# START OF LISTED RECORDS
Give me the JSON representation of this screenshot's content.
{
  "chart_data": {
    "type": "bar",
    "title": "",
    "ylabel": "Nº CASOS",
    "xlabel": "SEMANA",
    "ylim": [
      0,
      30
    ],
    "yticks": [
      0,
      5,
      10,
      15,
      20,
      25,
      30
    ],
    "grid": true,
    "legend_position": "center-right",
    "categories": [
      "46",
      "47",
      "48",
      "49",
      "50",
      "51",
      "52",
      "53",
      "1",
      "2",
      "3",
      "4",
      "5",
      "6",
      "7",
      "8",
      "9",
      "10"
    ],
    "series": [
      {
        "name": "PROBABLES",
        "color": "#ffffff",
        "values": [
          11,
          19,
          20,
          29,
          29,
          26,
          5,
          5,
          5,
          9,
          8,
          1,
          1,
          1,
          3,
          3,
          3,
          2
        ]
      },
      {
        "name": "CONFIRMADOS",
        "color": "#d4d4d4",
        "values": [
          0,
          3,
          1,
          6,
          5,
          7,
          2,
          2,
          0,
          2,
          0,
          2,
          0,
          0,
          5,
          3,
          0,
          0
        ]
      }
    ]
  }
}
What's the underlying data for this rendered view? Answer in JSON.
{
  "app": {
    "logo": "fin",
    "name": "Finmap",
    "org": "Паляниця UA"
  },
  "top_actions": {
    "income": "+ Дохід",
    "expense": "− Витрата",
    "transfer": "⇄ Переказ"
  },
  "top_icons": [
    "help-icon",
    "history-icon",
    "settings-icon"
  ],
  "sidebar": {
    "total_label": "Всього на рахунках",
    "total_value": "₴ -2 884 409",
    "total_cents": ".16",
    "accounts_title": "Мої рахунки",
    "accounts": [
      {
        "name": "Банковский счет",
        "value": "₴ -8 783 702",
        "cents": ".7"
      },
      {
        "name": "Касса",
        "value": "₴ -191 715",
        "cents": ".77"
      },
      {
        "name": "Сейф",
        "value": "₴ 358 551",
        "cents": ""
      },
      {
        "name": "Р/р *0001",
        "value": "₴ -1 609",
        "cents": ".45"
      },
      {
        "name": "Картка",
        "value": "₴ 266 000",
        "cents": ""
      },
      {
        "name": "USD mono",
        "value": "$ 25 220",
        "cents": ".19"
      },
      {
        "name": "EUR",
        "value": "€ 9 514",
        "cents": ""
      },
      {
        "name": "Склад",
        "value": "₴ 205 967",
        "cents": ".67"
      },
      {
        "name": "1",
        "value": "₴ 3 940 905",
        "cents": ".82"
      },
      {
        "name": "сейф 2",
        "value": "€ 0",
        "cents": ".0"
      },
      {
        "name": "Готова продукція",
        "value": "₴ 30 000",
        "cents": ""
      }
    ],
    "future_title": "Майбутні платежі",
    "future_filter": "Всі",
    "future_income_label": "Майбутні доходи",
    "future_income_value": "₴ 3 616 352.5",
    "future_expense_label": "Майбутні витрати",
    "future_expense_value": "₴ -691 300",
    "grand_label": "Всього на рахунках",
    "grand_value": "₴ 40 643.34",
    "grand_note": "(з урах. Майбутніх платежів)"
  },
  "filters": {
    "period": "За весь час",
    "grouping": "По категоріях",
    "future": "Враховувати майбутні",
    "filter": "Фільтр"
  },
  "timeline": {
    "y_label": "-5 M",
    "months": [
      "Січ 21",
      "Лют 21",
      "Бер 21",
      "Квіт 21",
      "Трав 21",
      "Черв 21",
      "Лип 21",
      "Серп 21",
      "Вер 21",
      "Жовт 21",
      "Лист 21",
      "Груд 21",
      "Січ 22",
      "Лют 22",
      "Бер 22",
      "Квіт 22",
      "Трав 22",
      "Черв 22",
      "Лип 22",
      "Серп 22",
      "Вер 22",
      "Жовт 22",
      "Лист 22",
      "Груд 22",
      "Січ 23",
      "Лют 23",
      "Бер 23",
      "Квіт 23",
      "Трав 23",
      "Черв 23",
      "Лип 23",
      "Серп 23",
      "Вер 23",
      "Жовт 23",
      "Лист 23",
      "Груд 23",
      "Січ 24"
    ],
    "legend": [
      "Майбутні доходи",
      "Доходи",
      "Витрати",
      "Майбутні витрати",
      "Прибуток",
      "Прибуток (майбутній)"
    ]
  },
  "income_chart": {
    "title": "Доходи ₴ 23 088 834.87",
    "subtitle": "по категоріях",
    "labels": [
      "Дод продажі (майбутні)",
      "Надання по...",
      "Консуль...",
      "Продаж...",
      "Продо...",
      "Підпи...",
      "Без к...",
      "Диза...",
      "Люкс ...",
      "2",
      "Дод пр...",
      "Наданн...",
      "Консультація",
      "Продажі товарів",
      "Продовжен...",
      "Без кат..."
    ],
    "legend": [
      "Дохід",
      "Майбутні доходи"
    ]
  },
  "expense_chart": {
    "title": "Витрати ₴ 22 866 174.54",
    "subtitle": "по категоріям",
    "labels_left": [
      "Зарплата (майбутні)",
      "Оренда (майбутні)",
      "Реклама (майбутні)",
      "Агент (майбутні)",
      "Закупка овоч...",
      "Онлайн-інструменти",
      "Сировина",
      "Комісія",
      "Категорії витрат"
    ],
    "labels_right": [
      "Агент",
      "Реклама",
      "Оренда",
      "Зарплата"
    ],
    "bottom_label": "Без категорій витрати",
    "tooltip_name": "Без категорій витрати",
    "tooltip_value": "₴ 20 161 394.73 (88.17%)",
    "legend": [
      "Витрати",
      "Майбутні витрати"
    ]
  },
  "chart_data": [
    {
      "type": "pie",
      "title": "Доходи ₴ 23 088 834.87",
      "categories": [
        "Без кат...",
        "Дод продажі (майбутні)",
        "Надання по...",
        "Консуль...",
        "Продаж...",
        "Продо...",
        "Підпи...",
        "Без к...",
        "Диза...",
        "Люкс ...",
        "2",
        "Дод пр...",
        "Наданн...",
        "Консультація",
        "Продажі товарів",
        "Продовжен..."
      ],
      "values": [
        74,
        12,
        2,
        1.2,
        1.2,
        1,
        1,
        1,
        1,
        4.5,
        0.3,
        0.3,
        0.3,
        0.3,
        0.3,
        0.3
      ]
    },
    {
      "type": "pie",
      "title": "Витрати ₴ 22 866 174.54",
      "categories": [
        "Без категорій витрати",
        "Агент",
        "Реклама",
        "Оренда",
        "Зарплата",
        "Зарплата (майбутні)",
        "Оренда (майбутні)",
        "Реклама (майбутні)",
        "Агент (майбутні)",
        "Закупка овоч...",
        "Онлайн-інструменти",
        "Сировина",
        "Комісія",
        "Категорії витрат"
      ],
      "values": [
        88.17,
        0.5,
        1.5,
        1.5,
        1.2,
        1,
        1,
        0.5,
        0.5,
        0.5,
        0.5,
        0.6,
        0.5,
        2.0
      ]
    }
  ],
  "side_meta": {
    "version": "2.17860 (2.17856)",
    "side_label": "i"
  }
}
# END OF LISTED RECORDS
**THE TASK:**
Show all lines in the entries above where the word "Онлайн" appears.

**SOLVED EXERCISE:**
      "Онлайн-інструменти",
        "Онлайн-інструменти",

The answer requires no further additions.